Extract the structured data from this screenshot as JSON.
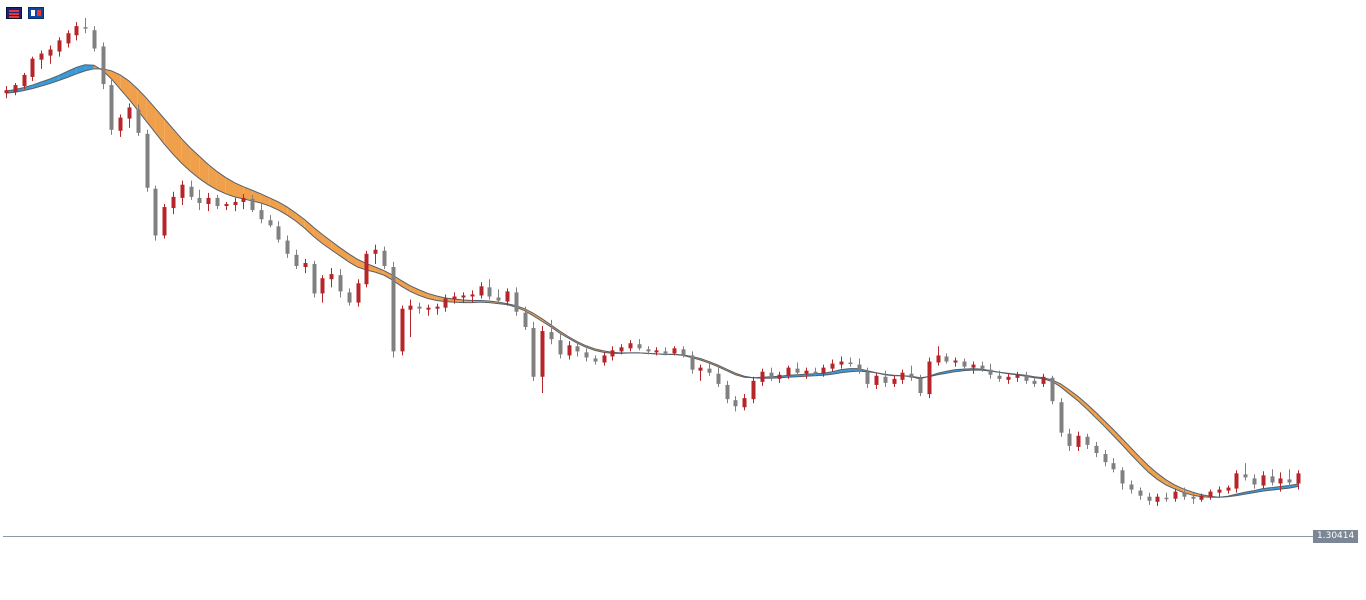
{
  "toolbar": {
    "icons": [
      {
        "name": "indicator-list-icon",
        "color": "#1a237e"
      },
      {
        "name": "template-icon",
        "color": "#0d47a1"
      }
    ]
  },
  "chart_data": {
    "type": "candlestick",
    "title": "",
    "xlabel": "",
    "ylabel": "",
    "ylim": [
      1.29,
      1.4
    ],
    "grid": false,
    "current_price": 1.30414,
    "current_price_label": "1.30414",
    "colors": {
      "bullish": "#b5262b",
      "bearish": "#808080",
      "ma_fast": "#3a9ad9",
      "ma_slow": "#f0a04b",
      "ma_line": "#56606a",
      "price_line": "#8a9ba8"
    },
    "candles": [
      [
        1.3912,
        1.3926,
        1.3902,
        1.3918
      ],
      [
        1.3914,
        1.3932,
        1.3908,
        1.3928
      ],
      [
        1.3926,
        1.3952,
        1.392,
        1.3948
      ],
      [
        1.3944,
        1.3984,
        1.3936,
        1.398
      ],
      [
        1.3978,
        1.3996,
        1.396,
        1.399
      ],
      [
        1.3986,
        1.4006,
        1.397,
        1.3998
      ],
      [
        1.3994,
        1.4022,
        1.3984,
        1.4016
      ],
      [
        1.401,
        1.4036,
        1.4002,
        1.403
      ],
      [
        1.4026,
        1.4052,
        1.4016,
        1.4044
      ],
      [
        1.4042,
        1.406,
        1.403,
        1.404
      ],
      [
        1.4036,
        1.4044,
        1.3994,
        1.4
      ],
      [
        1.4004,
        1.4012,
        1.392,
        1.393
      ],
      [
        1.3928,
        1.3942,
        1.383,
        1.384
      ],
      [
        1.3838,
        1.387,
        1.3826,
        1.3864
      ],
      [
        1.3862,
        1.3892,
        1.3844,
        1.3884
      ],
      [
        1.388,
        1.389,
        1.3828,
        1.3834
      ],
      [
        1.3832,
        1.384,
        1.3718,
        1.3726
      ],
      [
        1.3724,
        1.373,
        1.3622,
        1.3632
      ],
      [
        1.3632,
        1.3694,
        1.3626,
        1.3688
      ],
      [
        1.3686,
        1.3718,
        1.3674,
        1.3708
      ],
      [
        1.3706,
        1.374,
        1.3692,
        1.3732
      ],
      [
        1.3728,
        1.374,
        1.3702,
        1.3708
      ],
      [
        1.3706,
        1.3722,
        1.3682,
        1.3696
      ],
      [
        1.3694,
        1.3716,
        1.368,
        1.3706
      ],
      [
        1.3706,
        1.3712,
        1.3684,
        1.369
      ],
      [
        1.369,
        1.3698,
        1.3682,
        1.3694
      ],
      [
        1.3692,
        1.3706,
        1.368,
        1.3698
      ],
      [
        1.3698,
        1.3714,
        1.3684,
        1.3706
      ],
      [
        1.3704,
        1.3712,
        1.3678,
        1.3682
      ],
      [
        1.3682,
        1.3696,
        1.3656,
        1.3664
      ],
      [
        1.3662,
        1.3672,
        1.3648,
        1.3652
      ],
      [
        1.365,
        1.366,
        1.3618,
        1.3624
      ],
      [
        1.3622,
        1.3632,
        1.3588,
        1.3596
      ],
      [
        1.3594,
        1.3604,
        1.3566,
        1.3572
      ],
      [
        1.357,
        1.3586,
        1.3558,
        1.3578
      ],
      [
        1.3576,
        1.3582,
        1.351,
        1.3518
      ],
      [
        1.3518,
        1.3554,
        1.35,
        1.3548
      ],
      [
        1.3546,
        1.3568,
        1.353,
        1.3556
      ],
      [
        1.3554,
        1.3566,
        1.351,
        1.3522
      ],
      [
        1.352,
        1.3528,
        1.3494,
        1.35
      ],
      [
        1.35,
        1.3546,
        1.3492,
        1.3538
      ],
      [
        1.3536,
        1.3602,
        1.353,
        1.3596
      ],
      [
        1.3596,
        1.3614,
        1.3576,
        1.3604
      ],
      [
        1.3602,
        1.361,
        1.3566,
        1.3572
      ],
      [
        1.357,
        1.358,
        1.3392,
        1.3404
      ],
      [
        1.3404,
        1.3494,
        1.3396,
        1.3488
      ],
      [
        1.3486,
        1.3506,
        1.3432,
        1.3494
      ],
      [
        1.3492,
        1.35,
        1.3478,
        1.3488
      ],
      [
        1.3486,
        1.3496,
        1.3474,
        1.349
      ],
      [
        1.3488,
        1.3498,
        1.3476,
        1.3492
      ],
      [
        1.349,
        1.3516,
        1.3482,
        1.3508
      ],
      [
        1.3506,
        1.352,
        1.3498,
        1.3512
      ],
      [
        1.351,
        1.352,
        1.35,
        1.3514
      ],
      [
        1.3512,
        1.3524,
        1.35,
        1.3516
      ],
      [
        1.3514,
        1.354,
        1.3508,
        1.3532
      ],
      [
        1.353,
        1.3546,
        1.3506,
        1.3512
      ],
      [
        1.351,
        1.3526,
        1.3498,
        1.3504
      ],
      [
        1.3502,
        1.3528,
        1.3494,
        1.3522
      ],
      [
        1.352,
        1.353,
        1.3474,
        1.3482
      ],
      [
        1.348,
        1.3492,
        1.3446,
        1.3452
      ],
      [
        1.345,
        1.3462,
        1.3346,
        1.3354
      ],
      [
        1.3354,
        1.3454,
        1.3322,
        1.3444
      ],
      [
        1.3442,
        1.3466,
        1.3418,
        1.3428
      ],
      [
        1.3426,
        1.344,
        1.339,
        1.3398
      ],
      [
        1.3396,
        1.3424,
        1.3388,
        1.3416
      ],
      [
        1.3414,
        1.3422,
        1.3394,
        1.3404
      ],
      [
        1.3402,
        1.341,
        1.3384,
        1.3392
      ],
      [
        1.339,
        1.3396,
        1.3378,
        1.3384
      ],
      [
        1.3382,
        1.3402,
        1.3376,
        1.3396
      ],
      [
        1.3394,
        1.3414,
        1.3386,
        1.3406
      ],
      [
        1.3404,
        1.3418,
        1.3398,
        1.3412
      ],
      [
        1.341,
        1.3426,
        1.3404,
        1.342
      ],
      [
        1.3418,
        1.3428,
        1.3406,
        1.341
      ],
      [
        1.3408,
        1.3414,
        1.3398,
        1.3404
      ],
      [
        1.3402,
        1.3412,
        1.3396,
        1.3406
      ],
      [
        1.3404,
        1.3412,
        1.3396,
        1.34
      ],
      [
        1.34,
        1.3414,
        1.3396,
        1.341
      ],
      [
        1.3408,
        1.3414,
        1.3392,
        1.3396
      ],
      [
        1.3396,
        1.3404,
        1.336,
        1.3368
      ],
      [
        1.3366,
        1.3378,
        1.3346,
        1.3372
      ],
      [
        1.337,
        1.338,
        1.3356,
        1.3362
      ],
      [
        1.336,
        1.3374,
        1.3334,
        1.334
      ],
      [
        1.3338,
        1.3346,
        1.3302,
        1.331
      ],
      [
        1.3308,
        1.3316,
        1.3286,
        1.3296
      ],
      [
        1.3294,
        1.332,
        1.3288,
        1.3312
      ],
      [
        1.331,
        1.3354,
        1.3302,
        1.3346
      ],
      [
        1.3344,
        1.337,
        1.3336,
        1.3364
      ],
      [
        1.3362,
        1.3372,
        1.3346,
        1.3352
      ],
      [
        1.335,
        1.3364,
        1.3342,
        1.3358
      ],
      [
        1.3356,
        1.3376,
        1.335,
        1.3372
      ],
      [
        1.337,
        1.3382,
        1.3356,
        1.3362
      ],
      [
        1.336,
        1.3372,
        1.335,
        1.3366
      ],
      [
        1.3364,
        1.3372,
        1.3356,
        1.3362
      ],
      [
        1.336,
        1.3378,
        1.3354,
        1.3372
      ],
      [
        1.337,
        1.3388,
        1.3364,
        1.338
      ],
      [
        1.3378,
        1.3394,
        1.337,
        1.3384
      ],
      [
        1.3382,
        1.3392,
        1.3374,
        1.338
      ],
      [
        1.3378,
        1.339,
        1.336,
        1.3366
      ],
      [
        1.3364,
        1.3372,
        1.3332,
        1.334
      ],
      [
        1.3338,
        1.3362,
        1.333,
        1.3356
      ],
      [
        1.3354,
        1.3366,
        1.3334,
        1.3342
      ],
      [
        1.334,
        1.3356,
        1.3334,
        1.335
      ],
      [
        1.3348,
        1.3368,
        1.334,
        1.3362
      ],
      [
        1.336,
        1.3376,
        1.3346,
        1.3352
      ],
      [
        1.335,
        1.3358,
        1.3316,
        1.3322
      ],
      [
        1.332,
        1.3392,
        1.3312,
        1.3384
      ],
      [
        1.3382,
        1.3414,
        1.3376,
        1.3396
      ],
      [
        1.3394,
        1.34,
        1.338,
        1.3384
      ],
      [
        1.3382,
        1.3392,
        1.3374,
        1.3386
      ],
      [
        1.3384,
        1.339,
        1.3368,
        1.3374
      ],
      [
        1.3372,
        1.3384,
        1.336,
        1.3378
      ],
      [
        1.3376,
        1.3384,
        1.3364,
        1.337
      ],
      [
        1.3368,
        1.338,
        1.335,
        1.3358
      ],
      [
        1.3356,
        1.3366,
        1.3344,
        1.335
      ],
      [
        1.3348,
        1.336,
        1.334,
        1.3354
      ],
      [
        1.3352,
        1.3364,
        1.3344,
        1.3358
      ],
      [
        1.3356,
        1.3364,
        1.334,
        1.3346
      ],
      [
        1.3346,
        1.3352,
        1.3334,
        1.334
      ],
      [
        1.334,
        1.336,
        1.3334,
        1.3354
      ],
      [
        1.3352,
        1.3356,
        1.33,
        1.3306
      ],
      [
        1.3304,
        1.3312,
        1.3236,
        1.3244
      ],
      [
        1.3242,
        1.3252,
        1.3208,
        1.3218
      ],
      [
        1.3216,
        1.3246,
        1.3208,
        1.3238
      ],
      [
        1.3236,
        1.3242,
        1.3212,
        1.322
      ],
      [
        1.3218,
        1.3226,
        1.3196,
        1.3204
      ],
      [
        1.3202,
        1.321,
        1.3178,
        1.3186
      ],
      [
        1.3184,
        1.3194,
        1.3166,
        1.3172
      ],
      [
        1.317,
        1.3176,
        1.3132,
        1.3144
      ],
      [
        1.3142,
        1.315,
        1.3124,
        1.3132
      ],
      [
        1.313,
        1.3136,
        1.3112,
        1.312
      ],
      [
        1.3118,
        1.3126,
        1.3102,
        1.311
      ],
      [
        1.3108,
        1.3124,
        1.31,
        1.3118
      ],
      [
        1.3116,
        1.3126,
        1.3108,
        1.3114
      ],
      [
        1.3114,
        1.3134,
        1.3108,
        1.3128
      ],
      [
        1.3126,
        1.3136,
        1.3112,
        1.3118
      ],
      [
        1.3118,
        1.3126,
        1.3104,
        1.3114
      ],
      [
        1.3112,
        1.3124,
        1.3108,
        1.312
      ],
      [
        1.3118,
        1.3132,
        1.3112,
        1.3128
      ],
      [
        1.3126,
        1.3138,
        1.3118,
        1.3132
      ],
      [
        1.313,
        1.314,
        1.3124,
        1.3136
      ],
      [
        1.3134,
        1.317,
        1.3126,
        1.3164
      ],
      [
        1.3162,
        1.3184,
        1.315,
        1.3156
      ],
      [
        1.3154,
        1.3162,
        1.3134,
        1.3142
      ],
      [
        1.314,
        1.3168,
        1.3134,
        1.316
      ],
      [
        1.3158,
        1.3172,
        1.314,
        1.3146
      ],
      [
        1.3144,
        1.3166,
        1.3128,
        1.3154
      ],
      [
        1.3152,
        1.3172,
        1.3136,
        1.3146
      ],
      [
        1.3144,
        1.317,
        1.3132,
        1.3164
      ]
    ],
    "ma_fast": [
      1.3916,
      1.3919,
      1.3923,
      1.3928,
      1.3934,
      1.394,
      1.3947,
      1.3955,
      1.3963,
      1.3968,
      1.3967,
      1.3957,
      1.394,
      1.392,
      1.39,
      1.3878,
      1.3856,
      1.3834,
      1.3812,
      1.3792,
      1.3774,
      1.3758,
      1.3744,
      1.3732,
      1.3722,
      1.3714,
      1.3708,
      1.3704,
      1.37,
      1.3696,
      1.369,
      1.3682,
      1.3672,
      1.366,
      1.3646,
      1.363,
      1.3616,
      1.3604,
      1.3592,
      1.358,
      1.357,
      1.3564,
      1.356,
      1.3554,
      1.3544,
      1.3532,
      1.3522,
      1.3514,
      1.3508,
      1.3504,
      1.3502,
      1.3501,
      1.35,
      1.35,
      1.3501,
      1.35,
      1.3498,
      1.3496,
      1.3491,
      1.3484,
      1.3474,
      1.3463,
      1.3452,
      1.344,
      1.343,
      1.342,
      1.3412,
      1.3406,
      1.3402,
      1.34,
      1.34,
      1.3401,
      1.3401,
      1.34,
      1.3399,
      1.3398,
      1.3398,
      1.3396,
      1.3392,
      1.3387,
      1.3381,
      1.3374,
      1.3366,
      1.3358,
      1.3353,
      1.3352,
      1.3353,
      1.3354,
      1.3355,
      1.3357,
      1.3358,
      1.3359,
      1.336,
      1.3361,
      1.3364,
      1.3368,
      1.337,
      1.337,
      1.3366,
      1.3362,
      1.3358,
      1.3356,
      1.3356,
      1.3354,
      1.335,
      1.3355,
      1.3361,
      1.3365,
      1.3368,
      1.3369,
      1.337,
      1.3369,
      1.3366,
      1.3363,
      1.336,
      1.3358,
      1.3355,
      1.3352,
      1.335,
      1.3345,
      1.3334,
      1.332,
      1.3306,
      1.329,
      1.3273,
      1.3256,
      1.3238,
      1.322,
      1.3201,
      1.3183,
      1.3166,
      1.3152,
      1.3141,
      1.3133,
      1.3126,
      1.3121,
      1.3118,
      1.3117,
      1.3117,
      1.3119,
      1.3123,
      1.3127,
      1.313,
      1.3134,
      1.3136,
      1.3138,
      1.314,
      1.3143
    ],
    "ma_slow": [
      1.3912,
      1.3914,
      1.3917,
      1.3921,
      1.3926,
      1.3931,
      1.3937,
      1.3943,
      1.395,
      1.3956,
      1.396,
      1.396,
      1.3956,
      1.3948,
      1.3936,
      1.392,
      1.3902,
      1.3882,
      1.3862,
      1.3842,
      1.3822,
      1.3804,
      1.3788,
      1.3772,
      1.3758,
      1.3746,
      1.3736,
      1.3728,
      1.3721,
      1.3714,
      1.3706,
      1.3698,
      1.3688,
      1.3676,
      1.3663,
      1.3648,
      1.3634,
      1.3621,
      1.3608,
      1.3596,
      1.3585,
      1.3577,
      1.357,
      1.3563,
      1.3554,
      1.3543,
      1.3533,
      1.3525,
      1.3518,
      1.3513,
      1.3509,
      1.3507,
      1.3505,
      1.3504,
      1.3504,
      1.3503,
      1.3501,
      1.3498,
      1.3494,
      1.3488,
      1.3479,
      1.3468,
      1.3456,
      1.3444,
      1.3433,
      1.3423,
      1.3415,
      1.3409,
      1.3405,
      1.3402,
      1.3401,
      1.3401,
      1.3401,
      1.34,
      1.3399,
      1.3398,
      1.3398,
      1.3397,
      1.3394,
      1.339,
      1.3384,
      1.3377,
      1.3369,
      1.3361,
      1.3355,
      1.3352,
      1.3351,
      1.3351,
      1.3352,
      1.3353,
      1.3354,
      1.3355,
      1.3356,
      1.3357,
      1.3359,
      1.3362,
      1.3364,
      1.3365,
      1.3364,
      1.3362,
      1.3359,
      1.3357,
      1.3356,
      1.3355,
      1.3352,
      1.3354,
      1.3358,
      1.3361,
      1.3364,
      1.3366,
      1.3367,
      1.3367,
      1.3365,
      1.3363,
      1.3361,
      1.3359,
      1.3357,
      1.3354,
      1.3352,
      1.3348,
      1.334,
      1.3328,
      1.3315,
      1.33,
      1.3284,
      1.3267,
      1.325,
      1.3232,
      1.3214,
      1.3196,
      1.3179,
      1.3164,
      1.3151,
      1.3141,
      1.3133,
      1.3127,
      1.3122,
      1.3119,
      1.3117,
      1.3118,
      1.312,
      1.3123,
      1.3126,
      1.3129,
      1.3131,
      1.3133,
      1.3135,
      1.3138
    ]
  }
}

_Your task_
Search the data above for the string "name" and copy each line that has it.

_Complete response_
        "name": "indicator-list-icon",
        "name": "template-icon",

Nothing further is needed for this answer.